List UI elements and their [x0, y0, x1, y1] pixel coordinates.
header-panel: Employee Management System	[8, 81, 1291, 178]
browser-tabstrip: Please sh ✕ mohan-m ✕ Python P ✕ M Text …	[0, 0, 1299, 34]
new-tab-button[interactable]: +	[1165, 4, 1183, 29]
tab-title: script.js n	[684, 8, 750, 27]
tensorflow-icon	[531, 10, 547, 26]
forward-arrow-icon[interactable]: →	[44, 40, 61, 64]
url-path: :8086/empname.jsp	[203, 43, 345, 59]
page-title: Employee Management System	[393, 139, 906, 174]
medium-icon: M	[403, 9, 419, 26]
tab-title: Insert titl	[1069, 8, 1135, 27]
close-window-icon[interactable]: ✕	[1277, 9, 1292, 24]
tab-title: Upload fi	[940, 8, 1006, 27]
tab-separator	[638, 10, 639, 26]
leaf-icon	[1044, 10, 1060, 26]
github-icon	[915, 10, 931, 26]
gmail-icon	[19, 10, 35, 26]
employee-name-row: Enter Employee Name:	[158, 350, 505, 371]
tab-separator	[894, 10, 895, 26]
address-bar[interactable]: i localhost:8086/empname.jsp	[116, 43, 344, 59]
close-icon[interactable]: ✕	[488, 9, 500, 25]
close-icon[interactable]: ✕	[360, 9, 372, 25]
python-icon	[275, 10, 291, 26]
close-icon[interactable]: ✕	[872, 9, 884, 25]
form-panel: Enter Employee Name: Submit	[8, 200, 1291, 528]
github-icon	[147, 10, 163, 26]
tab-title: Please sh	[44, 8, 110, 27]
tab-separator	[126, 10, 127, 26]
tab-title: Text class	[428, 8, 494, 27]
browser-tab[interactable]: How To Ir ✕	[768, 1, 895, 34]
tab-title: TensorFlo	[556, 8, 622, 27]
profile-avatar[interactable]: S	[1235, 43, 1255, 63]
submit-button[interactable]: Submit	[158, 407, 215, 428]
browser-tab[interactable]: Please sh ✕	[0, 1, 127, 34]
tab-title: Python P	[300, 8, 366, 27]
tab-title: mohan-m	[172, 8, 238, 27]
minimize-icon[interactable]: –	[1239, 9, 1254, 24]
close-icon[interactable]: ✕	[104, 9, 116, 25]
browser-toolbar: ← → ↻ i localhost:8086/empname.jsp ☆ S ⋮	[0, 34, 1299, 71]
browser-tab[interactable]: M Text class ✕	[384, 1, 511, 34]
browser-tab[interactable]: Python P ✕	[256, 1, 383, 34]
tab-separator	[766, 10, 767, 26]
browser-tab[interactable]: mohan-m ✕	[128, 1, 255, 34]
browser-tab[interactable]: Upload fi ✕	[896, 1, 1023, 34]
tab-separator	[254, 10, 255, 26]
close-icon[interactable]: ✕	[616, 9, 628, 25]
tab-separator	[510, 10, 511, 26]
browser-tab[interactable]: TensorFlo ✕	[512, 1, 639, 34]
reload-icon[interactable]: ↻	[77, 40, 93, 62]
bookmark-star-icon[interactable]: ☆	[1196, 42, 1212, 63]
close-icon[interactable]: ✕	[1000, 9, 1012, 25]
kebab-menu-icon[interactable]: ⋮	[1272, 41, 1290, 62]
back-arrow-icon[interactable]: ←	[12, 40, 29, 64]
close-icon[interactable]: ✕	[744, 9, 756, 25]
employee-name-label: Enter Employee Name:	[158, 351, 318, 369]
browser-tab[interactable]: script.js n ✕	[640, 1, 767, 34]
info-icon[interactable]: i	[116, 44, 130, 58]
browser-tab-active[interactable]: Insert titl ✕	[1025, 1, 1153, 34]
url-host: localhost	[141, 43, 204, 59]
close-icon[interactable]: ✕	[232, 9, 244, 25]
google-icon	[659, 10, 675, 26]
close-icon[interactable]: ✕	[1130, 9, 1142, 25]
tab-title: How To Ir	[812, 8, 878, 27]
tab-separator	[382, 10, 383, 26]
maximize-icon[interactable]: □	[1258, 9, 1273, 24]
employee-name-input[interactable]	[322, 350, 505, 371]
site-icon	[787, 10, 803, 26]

□ □ □ □

**Directions for this task:** Retype every line of the listing above without changing a single character.

**Answer for the task:**
List UI elements and their [x0, y0, x1, y1] pixel coordinates.
header-panel: Employee Management System	[8, 81, 1291, 178]
browser-tabstrip: Please sh ✕ mohan-m ✕ Python P ✕ M Text …	[0, 0, 1299, 34]
new-tab-button[interactable]: +	[1165, 4, 1183, 29]
tab-title: script.js n	[684, 8, 750, 27]
tensorflow-icon	[531, 10, 547, 26]
forward-arrow-icon[interactable]: →	[44, 40, 61, 64]
url-path: :8086/empname.jsp	[203, 43, 345, 59]
page-title: Employee Management System	[393, 139, 906, 174]
medium-icon: M	[403, 9, 419, 26]
tab-title: Insert titl	[1069, 8, 1135, 27]
close-window-icon[interactable]: ✕	[1277, 9, 1292, 24]
tab-title: Upload fi	[940, 8, 1006, 27]
tab-separator	[638, 10, 639, 26]
leaf-icon	[1044, 10, 1060, 26]
github-icon	[915, 10, 931, 26]
gmail-icon	[19, 10, 35, 26]
employee-name-row: Enter Employee Name:	[158, 350, 505, 371]
tab-separator	[894, 10, 895, 26]
address-bar[interactable]: i localhost:8086/empname.jsp	[116, 43, 344, 59]
close-icon[interactable]: ✕	[488, 9, 500, 25]
close-icon[interactable]: ✕	[360, 9, 372, 25]
python-icon	[275, 10, 291, 26]
close-icon[interactable]: ✕	[872, 9, 884, 25]
form-panel: Enter Employee Name: Submit	[8, 200, 1291, 528]
github-icon	[147, 10, 163, 26]
tab-title: Please sh	[44, 8, 110, 27]
tab-separator	[126, 10, 127, 26]
tab-title: Text class	[428, 8, 494, 27]
browser-tab[interactable]: How To Ir ✕	[768, 1, 895, 34]
tab-title: TensorFlo	[556, 8, 622, 27]
profile-avatar[interactable]: S	[1235, 43, 1255, 63]
submit-button[interactable]: Submit	[158, 407, 215, 428]
browser-tab[interactable]: Please sh ✕	[0, 1, 127, 34]
tab-title: Python P	[300, 8, 366, 27]
tab-title: mohan-m	[172, 8, 238, 27]
minimize-icon[interactable]: –	[1239, 9, 1254, 24]
close-icon[interactable]: ✕	[104, 9, 116, 25]
browser-toolbar: ← → ↻ i localhost:8086/empname.jsp ☆ S ⋮	[0, 34, 1299, 71]
browser-tab[interactable]: M Text class ✕	[384, 1, 511, 34]
browser-tab[interactable]: Python P ✕	[256, 1, 383, 34]
tab-separator	[766, 10, 767, 26]
browser-tab[interactable]: mohan-m ✕	[128, 1, 255, 34]
browser-tab[interactable]: Upload fi ✕	[896, 1, 1023, 34]
tab-separator	[254, 10, 255, 26]
close-icon[interactable]: ✕	[616, 9, 628, 25]
tab-separator	[510, 10, 511, 26]
browser-tab[interactable]: TensorFlo ✕	[512, 1, 639, 34]
reload-icon[interactable]: ↻	[77, 40, 93, 62]
bookmark-star-icon[interactable]: ☆	[1196, 42, 1212, 63]
close-icon[interactable]: ✕	[1000, 9, 1012, 25]
kebab-menu-icon[interactable]: ⋮	[1272, 41, 1290, 62]
back-arrow-icon[interactable]: ←	[12, 40, 29, 64]
close-icon[interactable]: ✕	[744, 9, 756, 25]
employee-name-label: Enter Employee Name:	[158, 351, 318, 369]
browser-tab[interactable]: script.js n ✕	[640, 1, 767, 34]
info-icon[interactable]: i	[116, 44, 130, 58]
browser-tab-active[interactable]: Insert titl ✕	[1025, 1, 1153, 34]
url-host: localhost	[141, 43, 204, 59]
close-icon[interactable]: ✕	[232, 9, 244, 25]
google-icon	[659, 10, 675, 26]
close-icon[interactable]: ✕	[1130, 9, 1142, 25]
tab-title: How To Ir	[812, 8, 878, 27]
tab-separator	[382, 10, 383, 26]
maximize-icon[interactable]: □	[1258, 9, 1273, 24]
employee-name-input[interactable]	[322, 350, 505, 371]
site-icon	[787, 10, 803, 26]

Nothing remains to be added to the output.